**** Recorded data ****
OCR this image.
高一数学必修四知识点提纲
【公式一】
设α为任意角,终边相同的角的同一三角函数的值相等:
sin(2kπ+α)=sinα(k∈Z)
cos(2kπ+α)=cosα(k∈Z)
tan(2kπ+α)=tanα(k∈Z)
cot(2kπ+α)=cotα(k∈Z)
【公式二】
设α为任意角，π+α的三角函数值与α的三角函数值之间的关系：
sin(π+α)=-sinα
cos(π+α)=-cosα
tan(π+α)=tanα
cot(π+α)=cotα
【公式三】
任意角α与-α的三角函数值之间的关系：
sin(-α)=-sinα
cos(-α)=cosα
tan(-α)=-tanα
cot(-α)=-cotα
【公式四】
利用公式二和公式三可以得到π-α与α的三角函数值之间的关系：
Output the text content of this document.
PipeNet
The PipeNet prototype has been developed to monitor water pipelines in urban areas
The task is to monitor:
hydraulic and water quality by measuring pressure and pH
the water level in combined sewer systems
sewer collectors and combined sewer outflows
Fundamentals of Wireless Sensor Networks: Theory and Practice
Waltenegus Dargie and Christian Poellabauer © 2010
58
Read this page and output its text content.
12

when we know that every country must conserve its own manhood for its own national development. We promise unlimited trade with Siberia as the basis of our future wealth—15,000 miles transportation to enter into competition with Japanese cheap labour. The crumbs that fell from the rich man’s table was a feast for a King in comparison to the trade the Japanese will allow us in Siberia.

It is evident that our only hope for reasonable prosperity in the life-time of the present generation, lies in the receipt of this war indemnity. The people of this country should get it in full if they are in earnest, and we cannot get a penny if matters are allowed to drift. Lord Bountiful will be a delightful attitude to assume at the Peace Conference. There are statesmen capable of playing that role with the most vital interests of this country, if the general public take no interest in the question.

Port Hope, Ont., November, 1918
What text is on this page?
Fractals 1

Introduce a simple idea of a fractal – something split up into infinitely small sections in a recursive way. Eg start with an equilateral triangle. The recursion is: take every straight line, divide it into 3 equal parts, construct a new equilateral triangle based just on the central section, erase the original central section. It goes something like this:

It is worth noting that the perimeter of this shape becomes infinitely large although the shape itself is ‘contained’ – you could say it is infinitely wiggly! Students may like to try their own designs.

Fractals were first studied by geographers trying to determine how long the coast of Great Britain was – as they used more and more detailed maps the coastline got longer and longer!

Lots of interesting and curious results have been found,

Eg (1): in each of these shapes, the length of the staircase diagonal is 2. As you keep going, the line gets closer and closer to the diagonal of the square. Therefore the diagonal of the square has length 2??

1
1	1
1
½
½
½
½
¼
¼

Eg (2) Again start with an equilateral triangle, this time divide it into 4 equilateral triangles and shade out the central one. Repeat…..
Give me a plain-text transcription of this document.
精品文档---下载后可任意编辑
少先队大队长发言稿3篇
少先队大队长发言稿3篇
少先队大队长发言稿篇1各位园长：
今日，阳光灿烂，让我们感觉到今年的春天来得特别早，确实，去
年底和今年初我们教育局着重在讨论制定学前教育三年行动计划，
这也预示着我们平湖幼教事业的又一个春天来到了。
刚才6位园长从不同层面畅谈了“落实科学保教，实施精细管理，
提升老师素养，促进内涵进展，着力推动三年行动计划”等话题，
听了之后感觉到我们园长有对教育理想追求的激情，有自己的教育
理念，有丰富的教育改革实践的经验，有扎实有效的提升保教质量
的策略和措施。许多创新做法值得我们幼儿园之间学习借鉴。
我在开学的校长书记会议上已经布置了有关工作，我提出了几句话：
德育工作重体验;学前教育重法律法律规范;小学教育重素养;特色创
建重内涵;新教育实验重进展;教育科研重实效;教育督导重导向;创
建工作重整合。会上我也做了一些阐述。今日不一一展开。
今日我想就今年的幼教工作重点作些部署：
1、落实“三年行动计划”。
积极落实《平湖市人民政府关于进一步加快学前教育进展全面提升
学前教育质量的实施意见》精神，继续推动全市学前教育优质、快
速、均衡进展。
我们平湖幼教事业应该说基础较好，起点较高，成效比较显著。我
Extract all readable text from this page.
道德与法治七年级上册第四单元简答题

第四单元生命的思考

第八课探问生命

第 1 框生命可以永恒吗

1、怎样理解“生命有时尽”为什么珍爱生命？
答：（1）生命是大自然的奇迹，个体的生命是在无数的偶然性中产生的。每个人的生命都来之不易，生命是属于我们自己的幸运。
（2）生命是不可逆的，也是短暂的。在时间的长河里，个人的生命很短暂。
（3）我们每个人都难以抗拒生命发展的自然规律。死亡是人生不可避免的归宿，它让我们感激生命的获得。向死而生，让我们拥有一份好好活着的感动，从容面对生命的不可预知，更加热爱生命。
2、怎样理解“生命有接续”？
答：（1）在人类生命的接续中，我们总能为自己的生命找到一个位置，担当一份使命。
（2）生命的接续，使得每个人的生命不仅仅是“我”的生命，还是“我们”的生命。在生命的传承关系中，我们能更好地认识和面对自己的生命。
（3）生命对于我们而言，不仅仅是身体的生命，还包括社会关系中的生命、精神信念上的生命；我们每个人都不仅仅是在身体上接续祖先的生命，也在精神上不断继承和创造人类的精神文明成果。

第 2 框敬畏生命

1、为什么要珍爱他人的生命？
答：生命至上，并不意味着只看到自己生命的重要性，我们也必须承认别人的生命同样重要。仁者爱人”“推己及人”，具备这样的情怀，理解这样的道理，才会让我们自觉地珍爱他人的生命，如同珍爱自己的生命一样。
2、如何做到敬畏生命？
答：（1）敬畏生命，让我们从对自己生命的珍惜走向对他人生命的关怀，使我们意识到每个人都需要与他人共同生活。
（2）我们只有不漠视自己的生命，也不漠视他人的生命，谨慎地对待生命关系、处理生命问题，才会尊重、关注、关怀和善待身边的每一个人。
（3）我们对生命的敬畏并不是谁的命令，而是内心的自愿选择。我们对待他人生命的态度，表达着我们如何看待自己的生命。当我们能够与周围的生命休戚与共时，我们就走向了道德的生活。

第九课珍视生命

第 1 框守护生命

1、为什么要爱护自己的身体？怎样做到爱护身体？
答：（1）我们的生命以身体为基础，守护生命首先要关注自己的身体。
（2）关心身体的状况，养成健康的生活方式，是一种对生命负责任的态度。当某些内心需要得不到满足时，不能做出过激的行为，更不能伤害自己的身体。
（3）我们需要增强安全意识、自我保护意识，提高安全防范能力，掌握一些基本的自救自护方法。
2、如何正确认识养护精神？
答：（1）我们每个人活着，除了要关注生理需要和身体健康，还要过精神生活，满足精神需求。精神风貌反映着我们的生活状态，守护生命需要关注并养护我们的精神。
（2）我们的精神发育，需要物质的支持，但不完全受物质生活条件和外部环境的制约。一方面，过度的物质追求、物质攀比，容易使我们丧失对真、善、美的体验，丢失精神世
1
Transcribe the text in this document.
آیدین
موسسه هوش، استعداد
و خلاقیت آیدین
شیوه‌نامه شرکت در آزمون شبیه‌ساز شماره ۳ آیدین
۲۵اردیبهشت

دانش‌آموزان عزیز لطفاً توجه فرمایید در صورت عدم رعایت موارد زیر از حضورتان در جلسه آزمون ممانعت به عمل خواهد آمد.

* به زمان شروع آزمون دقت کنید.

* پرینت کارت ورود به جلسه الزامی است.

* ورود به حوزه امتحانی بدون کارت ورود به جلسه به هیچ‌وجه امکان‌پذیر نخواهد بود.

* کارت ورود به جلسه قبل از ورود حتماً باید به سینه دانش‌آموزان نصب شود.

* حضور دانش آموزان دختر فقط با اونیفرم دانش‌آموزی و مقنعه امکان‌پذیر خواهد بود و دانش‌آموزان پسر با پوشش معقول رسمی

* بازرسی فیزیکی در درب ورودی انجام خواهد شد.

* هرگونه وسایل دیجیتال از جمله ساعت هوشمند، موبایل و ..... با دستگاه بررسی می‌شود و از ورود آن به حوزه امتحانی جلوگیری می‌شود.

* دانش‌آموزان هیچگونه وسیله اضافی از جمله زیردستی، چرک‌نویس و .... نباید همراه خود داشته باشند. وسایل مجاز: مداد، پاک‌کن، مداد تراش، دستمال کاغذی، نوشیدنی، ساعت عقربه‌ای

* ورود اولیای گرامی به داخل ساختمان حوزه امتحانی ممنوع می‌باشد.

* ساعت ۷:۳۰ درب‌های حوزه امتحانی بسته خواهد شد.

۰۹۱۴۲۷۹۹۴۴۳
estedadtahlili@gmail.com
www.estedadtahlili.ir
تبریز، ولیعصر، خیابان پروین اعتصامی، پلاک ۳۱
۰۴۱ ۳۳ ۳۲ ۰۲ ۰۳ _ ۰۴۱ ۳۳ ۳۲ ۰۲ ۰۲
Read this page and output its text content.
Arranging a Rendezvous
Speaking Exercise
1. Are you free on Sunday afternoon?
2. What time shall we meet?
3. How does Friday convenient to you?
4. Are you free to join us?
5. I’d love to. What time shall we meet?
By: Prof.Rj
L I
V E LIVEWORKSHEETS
****
__Given exercise__: Each line with the string "meet" in it needs to be found and copied.

__Reply to the task__:
2. What time shall we meet?
5. I’d love to. What time shall we meet?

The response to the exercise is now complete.